WORK TO COMPLETE: Your answer should be a single number: the count of lines that include "Spending".

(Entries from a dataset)
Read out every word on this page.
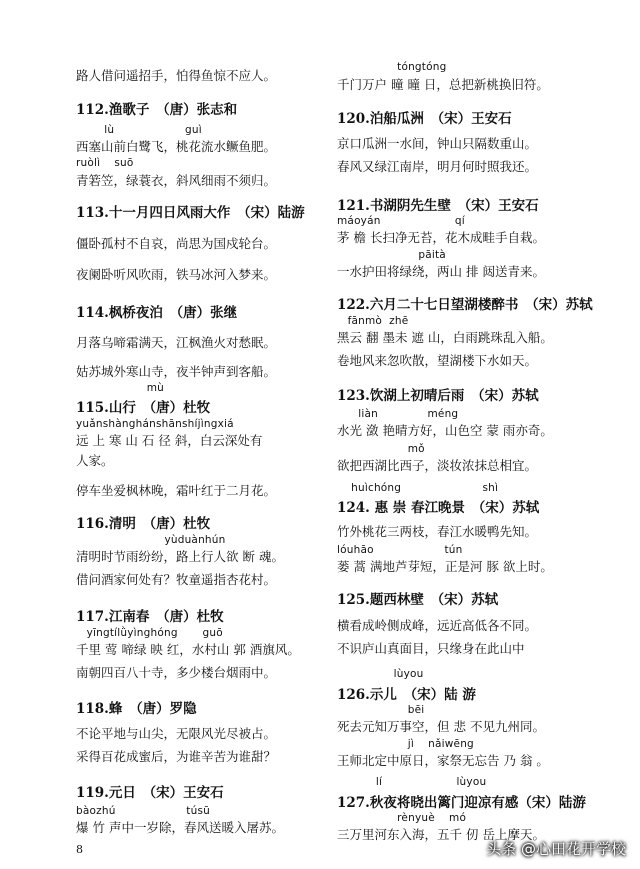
路人借问遥招手，怕得鱼惊不应人。
112.渔歌子　（唐）张志和
lù                    guì
西塞山前白鹭飞，桃花流水鳜鱼肥。
ruòlì    suō
青箬笠，绿蓑衣，斜风细雨不须归。
113.十一月四日风雨大作　（宋）陆游
僵卧孤村不自哀，尚思为国戍轮台。
夜阑卧听风吹雨，铁马冰河入梦来。
114.枫桥夜泊　（唐）张继
月落乌啼霜满天，江枫渔火对愁眠。
姑苏城外寒山寺，夜半钟声到客船。
mù
115.山行　（唐）杜牧
yuǎnshànghánshānshíjìngxiá
远 上 寒 山 石 径 斜，白云深处有
人家。
停车坐爱枫林晚，霜叶红于二月花。
116.清明　（唐）杜牧
yùduànhún
清明时节雨纷纷，路上行人欲 断 魂。
借问酒家何处有？牧童遥指杏花村。
117.江南春　（唐）杜牧
yīngtílǜyìnghóng       guō
千里 莺 啼绿 映 红，水村山 郭 酒旗风。
南朝四百八十寺，多少楼台烟雨中。
118.蜂　（唐）罗隐
不论平地与山尖，无限风光尽被占。
采得百花成蜜后，为谁辛苦为谁甜？
119.元日　（宋）王安石
bàozhú                    túsū
爆 竹 声中一岁除，春风送暖入屠苏。
tóngtóng
千门万户 曈 曈 日，总把新桃换旧符。
120.泊船瓜洲　（宋）王安石
京口瓜洲一水间，钟山只隔数重山。
春风又绿江南岸，明月何时照我还。
121.书湖阴先生壁　（宋）王安石
máoyán                     qí
茅 檐 长扫净无苔，花木成畦手自栽。
pāità
一水护田将绿绕，两山 排 闼送青来。
122.六月二十七日望湖楼醉书　（宋）苏轼
fānmò  zhē
黑云 翻 墨未 遮 山，白雨跳珠乱入船。
卷地风来忽吹散，望湖楼下水如天。
123.饮湖上初晴后雨　（宋）苏轼
liàn              méng
水光 潋 艳晴方好，山色空 蒙 雨亦奇。
mǒ
欲把西湖比西子，淡妆浓抹总相宜。
huìchóng                       shì
124. 惠 崇 春江晚景　（宋）苏轼
竹外桃花三两枝，春江水暖鸭先知。
lóuhāo                    tún
蒌 蒿 满地芦芽短，正是河 豚 欲上时。
125.题西林壁　（宋）苏轼
横看成岭侧成峰，远近高低各不同。
不识庐山真面目，只缘身在此山中
lùyou
126.示儿　（宋）陆 游
bēi
死去元知万事空，但 悲 不见九州同。
jì    nǎiwēng
王师北定中原日，家祭无忘告 乃 翁 。
lí                     lùyou
127.秋夜将晓出篱门迎凉有感（宋）陆游
rènyuè    mó
三万里河东入海，五千 仞 岳上摩天。
8	头条 @心田花开学校
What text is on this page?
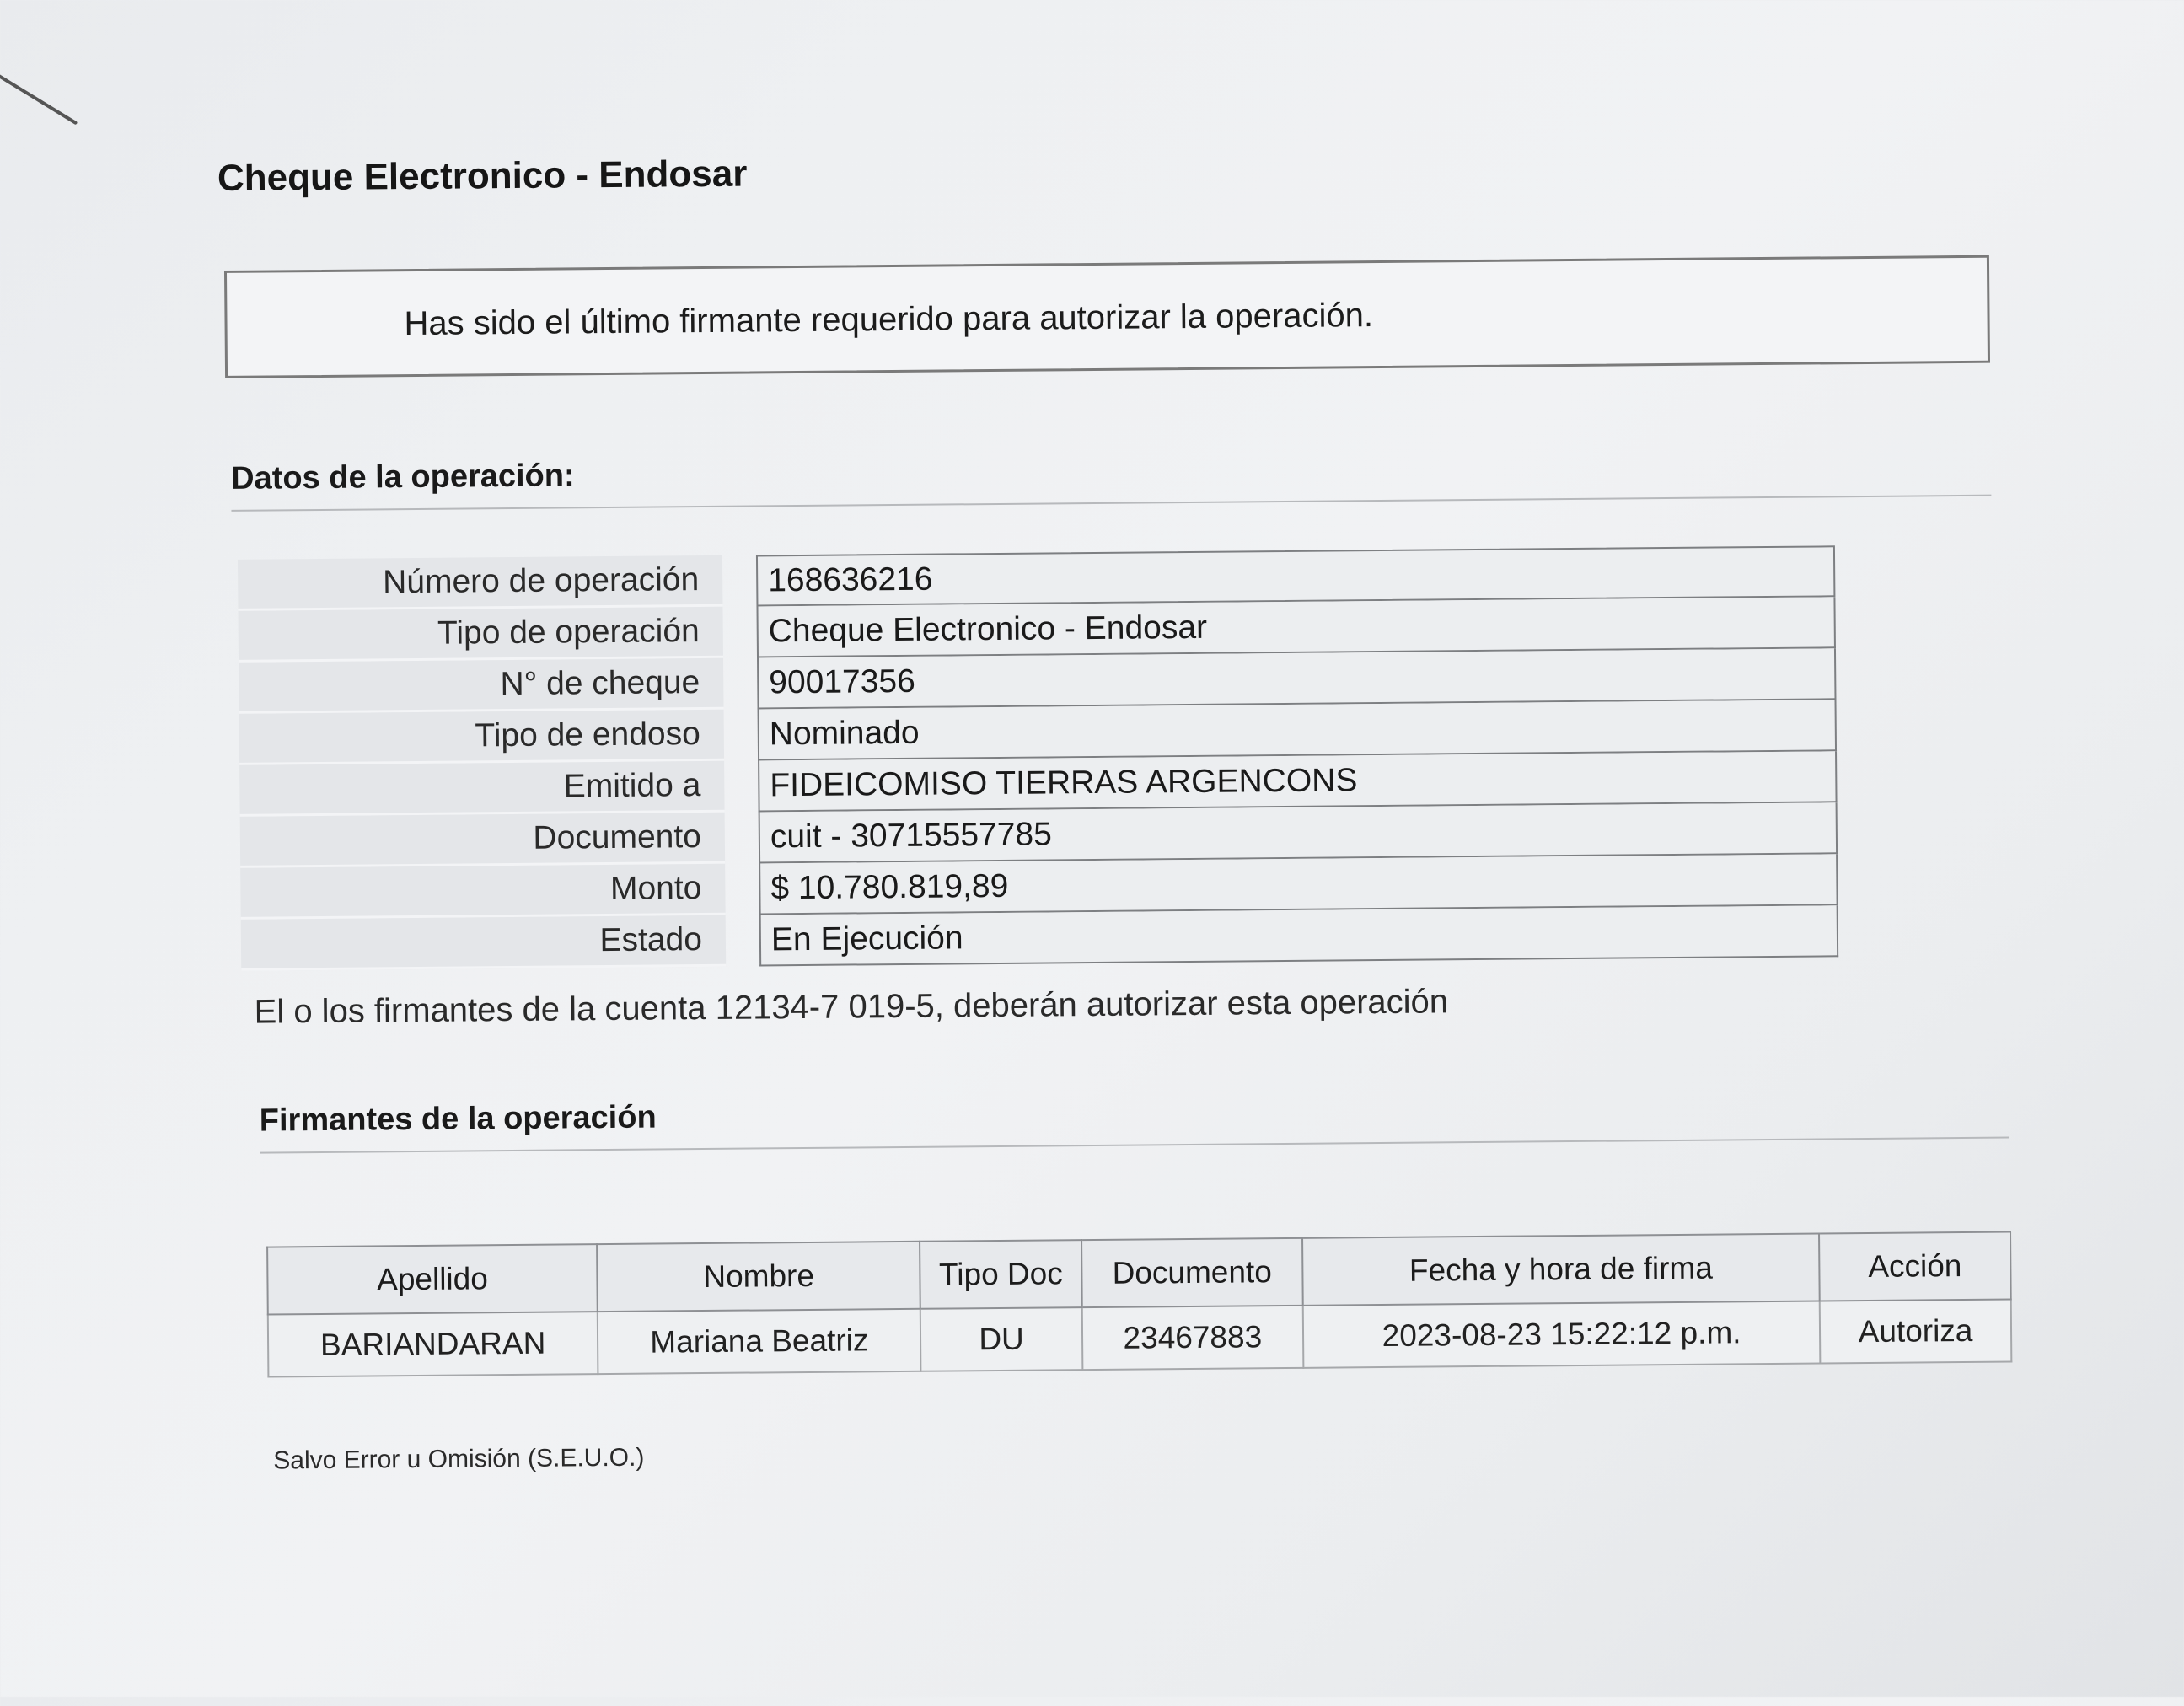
Cheque Electronico - Endosar
Has sido el último firmante requerido para autorizar la operación.
Datos de la operación:
Número de operación		168636216
Tipo de operación		Cheque Electronico - Endosar
N° de cheque		90017356
Tipo de endoso		Nominado
Emitido a		FIDEICOMISO TIERRAS ARGENCONS
Documento		cuit - 30715557785
Monto		$ 10.780.819,89
Estado		En Ejecución
El o los firmantes de la cuenta 12134-7 019-5, deberán autorizar esta operación
Firmantes de la operación
Apellido	Nombre	Tipo Doc	Documento	Fecha y hora de firma	Acción
BARIANDARAN	Mariana Beatriz	DU	23467883	2023-08-23 15:22:12 p.m.	Autoriza
Salvo Error u Omisión (S.E.U.O.)
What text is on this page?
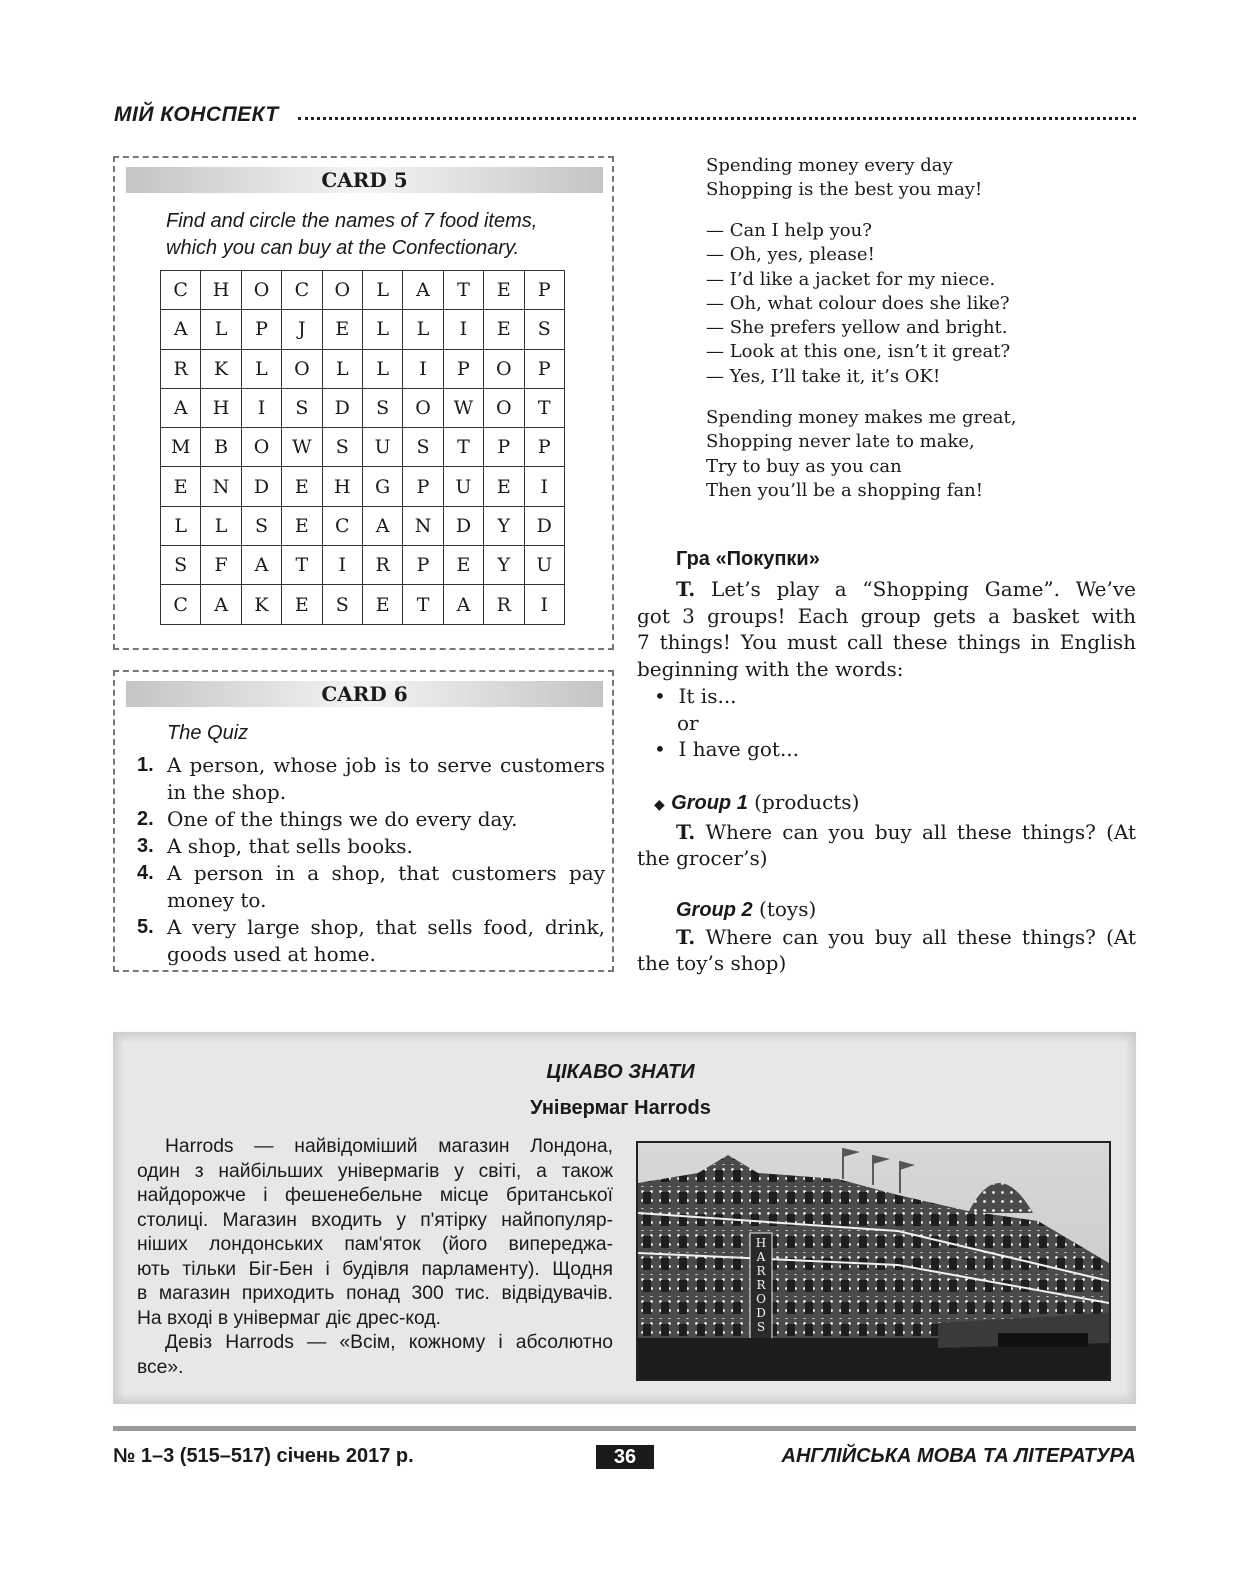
МІЙ КОНСПЕКТ
CARD 5
Find and circle the names of 7 food items,
which you can buy at the Confectionary.
C	H	O	C	O	L	A	T	E	P
A	L	P	J	E	L	L	I	E	S
R	K	L	O	L	L	I	P	O	P
A	H	I	S	D	S	O	W	O	T
M	B	O	W	S	U	S	T	P	P
E	N	D	E	H	G	P	U	E	I
L	L	S	E	C	A	N	D	Y	D
S	F	A	T	I	R	P	E	Y	U
C	A	K	E	S	E	T	A	R	I
CARD 6
The Quiz
1. A person, whose job is to serve customers in the shop.
2. One of the things we do every day.
3. A shop, that sells books.
4. A person in a shop, that customers pay money to.
5. A very large shop, that sells food, drink, goods used at home.
Spending money every day
Shopping is the best you may!
— Can I help you?
— Oh, yes, please!
— I’d like a jacket for my niece.
— Oh, what colour does she like?
— She prefers yellow and bright.
— Look at this one, isn’t it great?
— Yes, I’ll take it, it’s OK!
Spending money makes me great,
Shopping never late to make,
Try to buy as you can
Then you’ll be a shopping fan!
Гра «Покупки»
T. Let’s play a “Shopping Game”. We’ve
got 3 groups! Each group gets a basket with
7 things! You must call these things in English
beginning with the words:
•  It is...
or
•  I have got...
◆ Group 1 (products)
T. Where can you buy all these things? (At
the grocer’s)
Group 2 (toys)
T. Where can you buy all these things? (At
the toy’s shop)
ЦІКАВО ЗНАТИ
Універмаг Harrods
Harrods — найвідоміший магазин Лондона,
один з найбільших універмагів у світі, а також
найдорожче і фешенебельне місце британської
столиці. Магазин входить у п'ятірку найпопуляр-
ніших лондонських пам'яток (його випереджа-
ють тільки Біг-Бен і будівля парламенту). Щодня
в магазин приходить понад 300 тис. відвідувачів.
На вході в універмаг діє дрес-код.
Девіз Harrods — «Всім, кожному і абсолютно
все».
H
A
R
R
O
D
S
№ 1–3 (515–517) січень 2017 р.	36	АНГЛІЙСЬКА МОВА ТА ЛІТЕРАТУРА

FULL OUTPUT: 2